##### Records provided #####
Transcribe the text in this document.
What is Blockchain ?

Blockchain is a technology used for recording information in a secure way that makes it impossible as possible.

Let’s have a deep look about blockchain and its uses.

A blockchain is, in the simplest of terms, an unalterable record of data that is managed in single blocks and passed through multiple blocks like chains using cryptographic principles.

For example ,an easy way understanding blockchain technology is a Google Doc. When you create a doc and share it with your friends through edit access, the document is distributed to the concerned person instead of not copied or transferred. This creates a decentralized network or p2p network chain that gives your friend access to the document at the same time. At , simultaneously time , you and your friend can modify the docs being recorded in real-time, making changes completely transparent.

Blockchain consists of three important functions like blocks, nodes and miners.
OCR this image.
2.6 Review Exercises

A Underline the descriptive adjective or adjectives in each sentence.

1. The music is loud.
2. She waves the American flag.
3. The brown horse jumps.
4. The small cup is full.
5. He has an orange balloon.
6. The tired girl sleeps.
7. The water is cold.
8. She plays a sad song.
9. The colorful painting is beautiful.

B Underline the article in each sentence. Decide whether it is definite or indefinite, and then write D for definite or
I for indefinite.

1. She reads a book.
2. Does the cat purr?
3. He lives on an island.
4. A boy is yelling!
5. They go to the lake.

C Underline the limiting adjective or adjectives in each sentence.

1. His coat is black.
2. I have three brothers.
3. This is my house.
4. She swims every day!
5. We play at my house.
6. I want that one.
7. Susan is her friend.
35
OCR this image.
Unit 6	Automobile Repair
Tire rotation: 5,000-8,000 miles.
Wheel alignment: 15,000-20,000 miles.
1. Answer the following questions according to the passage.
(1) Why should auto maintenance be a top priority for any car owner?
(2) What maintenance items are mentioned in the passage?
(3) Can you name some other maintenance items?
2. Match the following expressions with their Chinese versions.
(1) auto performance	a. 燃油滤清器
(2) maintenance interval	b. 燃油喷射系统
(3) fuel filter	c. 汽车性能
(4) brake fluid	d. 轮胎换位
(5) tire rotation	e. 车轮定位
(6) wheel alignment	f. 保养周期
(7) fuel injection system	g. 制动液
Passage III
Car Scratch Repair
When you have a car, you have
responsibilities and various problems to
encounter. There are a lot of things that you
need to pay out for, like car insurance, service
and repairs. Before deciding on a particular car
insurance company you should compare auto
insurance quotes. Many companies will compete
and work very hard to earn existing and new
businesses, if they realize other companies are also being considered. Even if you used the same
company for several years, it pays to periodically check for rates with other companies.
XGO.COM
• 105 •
#####
◆ Aim of the exercise ◆
Nothing should be changed: write out all of the data as is.

◆ Task solution ◆
Transcribe the text in this document.
What is Blockchain ?

Blockchain is a technology used for recording information in a secure way that makes it impossible as possible.

Let’s have a deep look about blockchain and its uses.

A blockchain is, in the simplest of terms, an unalterable record of data that is managed in single blocks and passed through multiple blocks like chains using cryptographic principles.

For example ,an easy way understanding blockchain technology is a Google Doc. When you create a doc and share it with your friends through edit access, the document is distributed to the concerned person instead of not copied or transferred. This creates a decentralized network or p2p network chain that gives your friend access to the document at the same time. At , simultaneously time , you and your friend can modify the docs being recorded in real-time, making changes completely transparent.

Blockchain consists of three important functions like blocks, nodes and miners.
OCR this image.
2.6 Review Exercises

A Underline the descriptive adjective or adjectives in each sentence.

1. The music is loud.
2. She waves the American flag.
3. The brown horse jumps.
4. The small cup is full.
5. He has an orange balloon.
6. The tired girl sleeps.
7. The water is cold.
8. She plays a sad song.
9. The colorful painting is beautiful.

B Underline the article in each sentence. Decide whether it is definite or indefinite, and then write D for definite or
I for indefinite.

1. She reads a book.
2. Does the cat purr?
3. He lives on an island.
4. A boy is yelling!
5. They go to the lake.

C Underline the limiting adjective or adjectives in each sentence.

1. His coat is black.
2. I have three brothers.
3. This is my house.
4. She swims every day!
5. We play at my house.
6. I want that one.
7. Susan is her friend.
35
OCR this image.
Unit 6	Automobile Repair
Tire rotation: 5,000-8,000 miles.
Wheel alignment: 15,000-20,000 miles.
1. Answer the following questions according to the passage.
(1) Why should auto maintenance be a top priority for any car owner?
(2) What maintenance items are mentioned in the passage?
(3) Can you name some other maintenance items?
2. Match the following expressions with their Chinese versions.
(1) auto performance	a. 燃油滤清器
(2) maintenance interval	b. 燃油喷射系统
(3) fuel filter	c. 汽车性能
(4) brake fluid	d. 轮胎换位
(5) tire rotation	e. 车轮定位
(6) wheel alignment	f. 保养周期
(7) fuel injection system	g. 制动液
Passage III
Car Scratch Repair
When you have a car, you have
responsibilities and various problems to
encounter. There are a lot of things that you
need to pay out for, like car insurance, service
and repairs. Before deciding on a particular car
insurance company you should compare auto
insurance quotes. Many companies will compete
and work very hard to earn existing and new
businesses, if they realize other companies are also being considered. Even if you used the same
company for several years, it pays to periodically check for rates with other companies.
XGO.COM
• 105 •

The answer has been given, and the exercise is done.